» EXERCISE REQUIREMENTS
Look through the records below, and copy out every line that holds the string "label".

— Start of INPUT MATERIAL —

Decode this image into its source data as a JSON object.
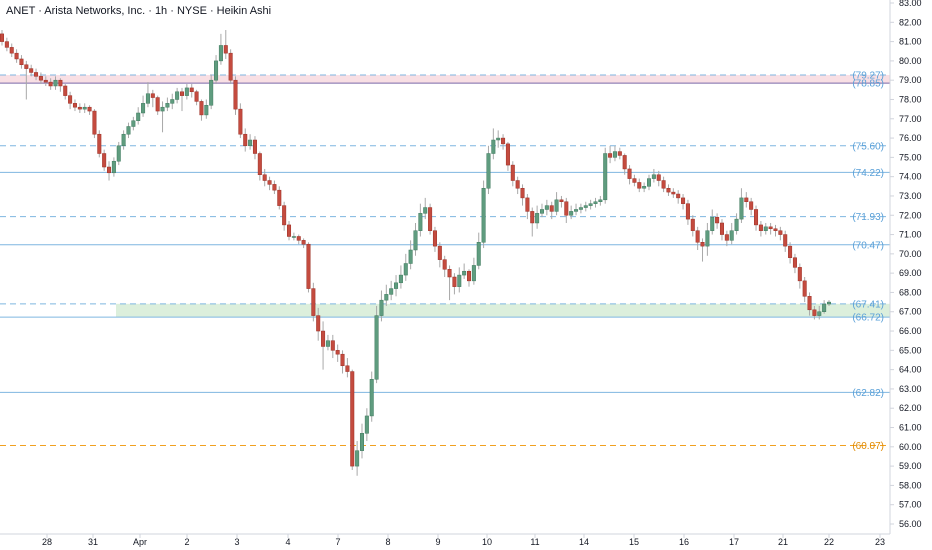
{
  "header": {
    "title": "ANET · Arista Networks, Inc. · 1h · NYSE · Heikin Ashi"
  },
  "colors": {
    "up": "#5f9c7f",
    "down": "#c44b3f",
    "wick": "#a8a8a8",
    "blue_line": "#7fb6e0",
    "orange_line": "#f0a020",
    "resistance_zone": "#f8dfe4",
    "support_zone": "#dcefdc",
    "axis_text": "#131722",
    "purple_line": "#7b68a8"
  },
  "chart_data": {
    "type": "candlestick",
    "title": "ANET · Arista Networks, Inc. · 1h · NYSE · Heikin Ashi",
    "ylim": [
      56.0,
      83.0
    ],
    "y_ticks": [
      "83.00",
      "82.00",
      "81.00",
      "80.00",
      "79.00",
      "78.00",
      "77.00",
      "76.00",
      "75.00",
      "74.00",
      "73.00",
      "72.00",
      "71.00",
      "70.00",
      "69.00",
      "68.00",
      "67.00",
      "66.00",
      "65.00",
      "64.00",
      "63.00",
      "62.00",
      "61.00",
      "60.00",
      "59.00",
      "58.00",
      "57.00",
      "56.00"
    ],
    "x_ticks": [
      "28",
      "31",
      "Apr",
      "2",
      "3",
      "4",
      "7",
      "8",
      "9",
      "10",
      "11",
      "14",
      "15",
      "16",
      "17",
      "21",
      "22",
      "23"
    ],
    "levels": [
      {
        "value": 79.27,
        "label": "(79.27)",
        "style": "dashed",
        "color": "blue"
      },
      {
        "value": 78.85,
        "label": "(78.85)",
        "style": "solid",
        "color": "purple"
      },
      {
        "value": 75.6,
        "label": "(75.60)",
        "style": "dashed",
        "color": "blue"
      },
      {
        "value": 74.22,
        "label": "(74.22)",
        "style": "solid",
        "color": "blue"
      },
      {
        "value": 71.93,
        "label": "(71.93)",
        "style": "dashed",
        "color": "blue"
      },
      {
        "value": 70.47,
        "label": "(70.47)",
        "style": "solid",
        "color": "blue"
      },
      {
        "value": 67.41,
        "label": "(67.41)",
        "style": "dashed",
        "color": "blue"
      },
      {
        "value": 66.72,
        "label": "(66.72)",
        "style": "solid",
        "color": "blue"
      },
      {
        "value": 62.82,
        "label": "(62.82)",
        "style": "solid",
        "color": "blue"
      },
      {
        "value": 60.07,
        "label": "(60.07)",
        "style": "dashed",
        "color": "orange"
      }
    ],
    "zones": [
      {
        "from": 78.85,
        "to": 79.27,
        "kind": "resistance",
        "start_x": "chart-start"
      },
      {
        "from": 66.72,
        "to": 67.41,
        "kind": "support",
        "start_x": "31"
      }
    ],
    "candles": [
      [
        81.4,
        81.0,
        81.6,
        80.8
      ],
      [
        81.0,
        80.7,
        81.2,
        80.5
      ],
      [
        80.7,
        80.4,
        80.9,
        80.2
      ],
      [
        80.4,
        80.1,
        80.6,
        79.9
      ],
      [
        80.1,
        79.8,
        80.3,
        79.6
      ],
      [
        79.8,
        79.6,
        80.0,
        78.0
      ],
      [
        79.6,
        79.4,
        79.8,
        79.2
      ],
      [
        79.4,
        79.2,
        79.6,
        79.0
      ],
      [
        79.2,
        79.0,
        79.4,
        78.8
      ],
      [
        79.0,
        78.9,
        79.2,
        78.7
      ],
      [
        78.9,
        78.7,
        79.1,
        78.5
      ],
      [
        78.7,
        79.0,
        79.2,
        78.5
      ],
      [
        79.0,
        78.7,
        79.1,
        78.4
      ],
      [
        78.7,
        78.2,
        78.8,
        78.0
      ],
      [
        78.2,
        77.8,
        78.4,
        77.5
      ],
      [
        77.8,
        77.6,
        78.0,
        77.4
      ],
      [
        77.6,
        77.5,
        77.8,
        77.3
      ],
      [
        77.5,
        77.6,
        77.8,
        77.3
      ],
      [
        77.6,
        77.4,
        77.7,
        77.2
      ],
      [
        77.4,
        76.2,
        77.5,
        76.0
      ],
      [
        76.2,
        75.2,
        76.4,
        75.0
      ],
      [
        75.2,
        74.5,
        75.4,
        74.3
      ],
      [
        74.5,
        74.2,
        74.8,
        73.8
      ],
      [
        74.2,
        74.8,
        75.0,
        74.0
      ],
      [
        74.8,
        75.6,
        75.8,
        74.6
      ],
      [
        75.6,
        76.2,
        76.4,
        75.4
      ],
      [
        76.2,
        76.6,
        76.8,
        76.0
      ],
      [
        76.6,
        76.9,
        77.1,
        76.4
      ],
      [
        76.9,
        77.3,
        77.6,
        76.7
      ],
      [
        77.3,
        77.8,
        78.2,
        77.1
      ],
      [
        77.8,
        78.3,
        78.9,
        77.6
      ],
      [
        78.3,
        78.1,
        78.5,
        77.6
      ],
      [
        78.1,
        77.4,
        78.2,
        77.2
      ],
      [
        77.4,
        77.6,
        77.9,
        76.3
      ],
      [
        77.6,
        77.8,
        78.1,
        77.4
      ],
      [
        77.8,
        78.0,
        78.3,
        77.5
      ],
      [
        78.0,
        78.4,
        78.6,
        77.8
      ],
      [
        78.4,
        78.2,
        78.6,
        77.4
      ],
      [
        78.2,
        78.6,
        78.8,
        78.0
      ],
      [
        78.6,
        78.4,
        78.8,
        78.1
      ],
      [
        78.4,
        77.9,
        78.5,
        77.7
      ],
      [
        77.9,
        77.2,
        78.0,
        76.9
      ],
      [
        77.2,
        77.7,
        78.0,
        77.0
      ],
      [
        77.7,
        79.0,
        79.3,
        77.5
      ],
      [
        79.0,
        80.0,
        80.3,
        78.8
      ],
      [
        80.0,
        80.8,
        81.4,
        79.8
      ],
      [
        80.8,
        80.4,
        81.6,
        80.1
      ],
      [
        80.4,
        79.0,
        80.6,
        78.8
      ],
      [
        79.0,
        77.5,
        79.2,
        77.2
      ],
      [
        77.5,
        76.2,
        77.8,
        76.0
      ],
      [
        76.2,
        75.6,
        76.5,
        75.3
      ],
      [
        75.6,
        75.9,
        76.2,
        75.4
      ],
      [
        75.9,
        75.2,
        76.1,
        74.9
      ],
      [
        75.2,
        74.1,
        75.3,
        73.8
      ],
      [
        74.1,
        73.8,
        74.4,
        73.5
      ],
      [
        73.8,
        73.6,
        74.0,
        73.3
      ],
      [
        73.6,
        73.3,
        73.8,
        73.1
      ],
      [
        73.3,
        72.5,
        73.5,
        72.3
      ],
      [
        72.5,
        71.5,
        72.7,
        71.2
      ],
      [
        71.5,
        70.9,
        71.7,
        70.7
      ],
      [
        70.9,
        70.9,
        71.1,
        70.7
      ],
      [
        70.9,
        70.7,
        71.0,
        70.5
      ],
      [
        70.7,
        70.5,
        70.8,
        70.3
      ],
      [
        70.5,
        68.2,
        70.6,
        68.0
      ],
      [
        68.2,
        66.8,
        68.5,
        66.5
      ],
      [
        66.8,
        66.0,
        67.2,
        65.5
      ],
      [
        66.0,
        65.2,
        66.5,
        64.0
      ],
      [
        65.2,
        65.5,
        65.8,
        65.0
      ],
      [
        65.5,
        65.0,
        65.8,
        64.6
      ],
      [
        65.0,
        64.8,
        65.3,
        64.4
      ],
      [
        64.8,
        64.2,
        65.0,
        63.8
      ],
      [
        64.2,
        63.9,
        64.6,
        63.6
      ],
      [
        63.9,
        59.0,
        64.0,
        58.8
      ],
      [
        59.0,
        59.8,
        60.3,
        58.5
      ],
      [
        59.8,
        60.7,
        61.2,
        59.4
      ],
      [
        60.7,
        61.6,
        62.0,
        60.3
      ],
      [
        61.6,
        63.5,
        63.9,
        61.3
      ],
      [
        63.5,
        66.8,
        67.3,
        63.3
      ],
      [
        66.8,
        67.6,
        68.1,
        66.5
      ],
      [
        67.6,
        67.9,
        68.4,
        67.3
      ],
      [
        67.9,
        68.2,
        68.6,
        67.6
      ],
      [
        68.2,
        68.5,
        68.9,
        67.8
      ],
      [
        68.5,
        68.9,
        69.4,
        68.2
      ],
      [
        68.9,
        69.5,
        70.0,
        68.6
      ],
      [
        69.5,
        70.2,
        70.7,
        69.2
      ],
      [
        70.2,
        71.2,
        71.6,
        69.9
      ],
      [
        71.2,
        72.1,
        72.6,
        70.9
      ],
      [
        72.1,
        72.4,
        72.9,
        71.8
      ],
      [
        72.4,
        71.2,
        72.6,
        71.0
      ],
      [
        71.2,
        70.4,
        71.4,
        70.1
      ],
      [
        70.4,
        69.7,
        70.6,
        69.3
      ],
      [
        69.7,
        69.2,
        69.9,
        68.8
      ],
      [
        69.2,
        68.8,
        69.4,
        67.6
      ],
      [
        68.8,
        68.3,
        69.0,
        67.9
      ],
      [
        68.3,
        68.9,
        69.3,
        68.0
      ],
      [
        68.9,
        69.1,
        69.5,
        68.7
      ],
      [
        69.1,
        68.6,
        69.2,
        68.3
      ],
      [
        68.6,
        69.4,
        69.8,
        68.4
      ],
      [
        69.4,
        70.6,
        71.1,
        69.2
      ],
      [
        70.6,
        73.4,
        73.8,
        70.3
      ],
      [
        73.4,
        75.2,
        75.6,
        73.1
      ],
      [
        75.2,
        75.9,
        76.5,
        74.9
      ],
      [
        75.9,
        76.0,
        76.4,
        75.5
      ],
      [
        76.0,
        75.7,
        76.2,
        75.4
      ],
      [
        75.7,
        74.6,
        75.8,
        74.3
      ],
      [
        74.6,
        73.8,
        74.8,
        73.5
      ],
      [
        73.8,
        73.4,
        74.0,
        73.1
      ],
      [
        73.4,
        72.9,
        73.6,
        72.5
      ],
      [
        72.9,
        72.2,
        73.1,
        71.8
      ],
      [
        72.2,
        71.6,
        72.4,
        70.9
      ],
      [
        71.6,
        72.1,
        72.5,
        71.3
      ],
      [
        72.1,
        72.3,
        72.6,
        71.9
      ],
      [
        72.3,
        72.5,
        72.8,
        72.0
      ],
      [
        72.5,
        72.2,
        72.7,
        71.8
      ],
      [
        72.2,
        72.8,
        73.2,
        72.0
      ],
      [
        72.8,
        72.7,
        73.0,
        72.4
      ],
      [
        72.7,
        72.0,
        72.9,
        71.6
      ],
      [
        72.0,
        72.2,
        72.5,
        71.8
      ],
      [
        72.2,
        72.3,
        72.6,
        72.0
      ],
      [
        72.3,
        72.4,
        72.6,
        72.1
      ],
      [
        72.4,
        72.5,
        72.7,
        72.2
      ],
      [
        72.5,
        72.6,
        72.8,
        72.3
      ],
      [
        72.6,
        72.7,
        72.9,
        72.4
      ],
      [
        72.7,
        72.8,
        73.0,
        72.5
      ],
      [
        72.8,
        75.2,
        75.5,
        72.6
      ],
      [
        75.2,
        75.0,
        75.6,
        74.7
      ],
      [
        75.0,
        75.3,
        75.6,
        74.8
      ],
      [
        75.3,
        75.1,
        75.5,
        74.9
      ],
      [
        75.1,
        74.4,
        75.2,
        74.1
      ],
      [
        74.4,
        73.9,
        74.6,
        73.6
      ],
      [
        73.9,
        73.7,
        74.1,
        73.5
      ],
      [
        73.7,
        73.4,
        73.9,
        73.2
      ],
      [
        73.4,
        73.5,
        73.7,
        73.2
      ],
      [
        73.5,
        73.9,
        74.1,
        73.3
      ],
      [
        73.9,
        74.1,
        74.4,
        73.7
      ],
      [
        74.1,
        73.8,
        74.3,
        73.5
      ],
      [
        73.8,
        73.4,
        74.0,
        73.2
      ],
      [
        73.4,
        73.2,
        73.6,
        73.0
      ],
      [
        73.2,
        73.1,
        73.4,
        72.9
      ],
      [
        73.1,
        72.9,
        73.3,
        72.6
      ],
      [
        72.9,
        72.6,
        73.1,
        72.3
      ],
      [
        72.6,
        71.8,
        72.8,
        71.5
      ],
      [
        71.8,
        71.2,
        72.0,
        70.9
      ],
      [
        71.2,
        70.6,
        71.4,
        70.2
      ],
      [
        70.6,
        70.4,
        70.8,
        69.6
      ],
      [
        70.4,
        71.2,
        71.6,
        69.9
      ],
      [
        71.2,
        71.9,
        72.3,
        71.0
      ],
      [
        71.9,
        71.6,
        72.1,
        71.3
      ],
      [
        71.6,
        71.0,
        71.8,
        70.7
      ],
      [
        71.0,
        70.7,
        71.2,
        70.4
      ],
      [
        70.7,
        71.2,
        71.6,
        70.5
      ],
      [
        71.2,
        71.8,
        72.1,
        71.0
      ],
      [
        71.8,
        72.9,
        73.4,
        71.6
      ],
      [
        72.9,
        72.7,
        73.2,
        72.4
      ],
      [
        72.7,
        72.3,
        72.9,
        72.0
      ],
      [
        72.3,
        71.5,
        72.5,
        71.2
      ],
      [
        71.5,
        71.2,
        71.7,
        70.9
      ],
      [
        71.2,
        71.4,
        71.6,
        71.0
      ],
      [
        71.4,
        71.3,
        71.6,
        71.0
      ],
      [
        71.3,
        71.2,
        71.5,
        70.9
      ],
      [
        71.2,
        71.0,
        71.4,
        70.7
      ],
      [
        71.0,
        70.4,
        71.2,
        70.1
      ],
      [
        70.4,
        69.8,
        70.6,
        69.5
      ],
      [
        69.8,
        69.3,
        70.0,
        69.0
      ],
      [
        69.3,
        68.6,
        69.5,
        68.2
      ],
      [
        68.6,
        67.8,
        68.8,
        67.5
      ],
      [
        67.8,
        67.1,
        68.0,
        66.8
      ],
      [
        67.1,
        66.8,
        67.3,
        66.6
      ],
      [
        66.8,
        67.0,
        67.3,
        66.6
      ],
      [
        67.0,
        67.4,
        67.6,
        66.9
      ],
      [
        67.4,
        67.5,
        67.6,
        67.3
      ]
    ]
  }
}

— End of INPUT MATERIAL —

» THE RESPONSE
        "label": "(79.27)",
        "label": "(78.85)",
        "label": "(75.60)",
        "label": "(74.22)",
        "label": "(71.93)",
        "label": "(70.47)",
        "label": "(67.41)",
        "label": "(66.72)",
        "label": "(62.82)",
        "label": "(60.07)",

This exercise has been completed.